--- What is asked ---
Return the whole listing exactly as it stands.

-------- Extracted material --------

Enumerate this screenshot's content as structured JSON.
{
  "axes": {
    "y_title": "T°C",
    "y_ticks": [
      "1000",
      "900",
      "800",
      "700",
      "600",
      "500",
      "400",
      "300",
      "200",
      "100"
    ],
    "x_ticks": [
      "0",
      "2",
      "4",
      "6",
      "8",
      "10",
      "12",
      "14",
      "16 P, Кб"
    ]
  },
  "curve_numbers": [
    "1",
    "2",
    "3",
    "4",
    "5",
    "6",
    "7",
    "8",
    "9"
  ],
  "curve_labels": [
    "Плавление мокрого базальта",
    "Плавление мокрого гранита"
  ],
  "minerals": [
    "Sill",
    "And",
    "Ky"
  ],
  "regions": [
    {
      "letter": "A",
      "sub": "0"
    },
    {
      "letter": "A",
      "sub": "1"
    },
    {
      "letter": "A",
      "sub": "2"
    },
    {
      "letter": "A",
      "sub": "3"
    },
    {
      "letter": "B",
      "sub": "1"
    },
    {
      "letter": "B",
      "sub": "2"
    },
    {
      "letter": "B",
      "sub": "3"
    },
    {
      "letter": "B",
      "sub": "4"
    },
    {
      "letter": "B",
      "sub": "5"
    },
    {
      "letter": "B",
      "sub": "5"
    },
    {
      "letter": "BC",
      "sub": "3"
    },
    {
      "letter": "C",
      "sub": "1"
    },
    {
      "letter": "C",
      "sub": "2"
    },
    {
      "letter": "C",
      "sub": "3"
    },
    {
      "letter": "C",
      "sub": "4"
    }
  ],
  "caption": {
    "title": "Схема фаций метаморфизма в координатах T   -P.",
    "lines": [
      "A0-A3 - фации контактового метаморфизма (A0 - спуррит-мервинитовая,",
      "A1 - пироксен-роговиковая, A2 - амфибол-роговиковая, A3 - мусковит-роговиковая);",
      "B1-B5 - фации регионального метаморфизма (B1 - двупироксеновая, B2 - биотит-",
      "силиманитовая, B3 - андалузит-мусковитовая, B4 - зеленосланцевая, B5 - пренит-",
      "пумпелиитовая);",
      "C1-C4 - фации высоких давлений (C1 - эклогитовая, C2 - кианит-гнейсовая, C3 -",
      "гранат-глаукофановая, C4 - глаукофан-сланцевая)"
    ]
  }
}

--------

--- The result ---
Enumerate this screenshot's content as structured JSON.
{
  "axes": {
    "y_title": "T°C",
    "y_ticks": [
      "1000",
      "900",
      "800",
      "700",
      "600",
      "500",
      "400",
      "300",
      "200",
      "100"
    ],
    "x_ticks": [
      "0",
      "2",
      "4",
      "6",
      "8",
      "10",
      "12",
      "14",
      "16 P, Кб"
    ]
  },
  "curve_numbers": [
    "1",
    "2",
    "3",
    "4",
    "5",
    "6",
    "7",
    "8",
    "9"
  ],
  "curve_labels": [
    "Плавление мокрого базальта",
    "Плавление мокрого гранита"
  ],
  "minerals": [
    "Sill",
    "And",
    "Ky"
  ],
  "regions": [
    {
      "letter": "A",
      "sub": "0"
    },
    {
      "letter": "A",
      "sub": "1"
    },
    {
      "letter": "A",
      "sub": "2"
    },
    {
      "letter": "A",
      "sub": "3"
    },
    {
      "letter": "B",
      "sub": "1"
    },
    {
      "letter": "B",
      "sub": "2"
    },
    {
      "letter": "B",
      "sub": "3"
    },
    {
      "letter": "B",
      "sub": "4"
    },
    {
      "letter": "B",
      "sub": "5"
    },
    {
      "letter": "B",
      "sub": "5"
    },
    {
      "letter": "BC",
      "sub": "3"
    },
    {
      "letter": "C",
      "sub": "1"
    },
    {
      "letter": "C",
      "sub": "2"
    },
    {
      "letter": "C",
      "sub": "3"
    },
    {
      "letter": "C",
      "sub": "4"
    }
  ],
  "caption": {
    "title": "Схема фаций метаморфизма в координатах T   -P.",
    "lines": [
      "A0-A3 - фации контактового метаморфизма (A0 - спуррит-мервинитовая,",
      "A1 - пироксен-роговиковая, A2 - амфибол-роговиковая, A3 - мусковит-роговиковая);",
      "B1-B5 - фации регионального метаморфизма (B1 - двупироксеновая, B2 - биотит-",
      "силиманитовая, B3 - андалузит-мусковитовая, B4 - зеленосланцевая, B5 - пренит-",
      "пумпелиитовая);",
      "C1-C4 - фации высоких давлений (C1 - эклогитовая, C2 - кианит-гнейсовая, C3 -",
      "гранат-глаукофановая, C4 - глаукофан-сланцевая)"
    ]
  }
}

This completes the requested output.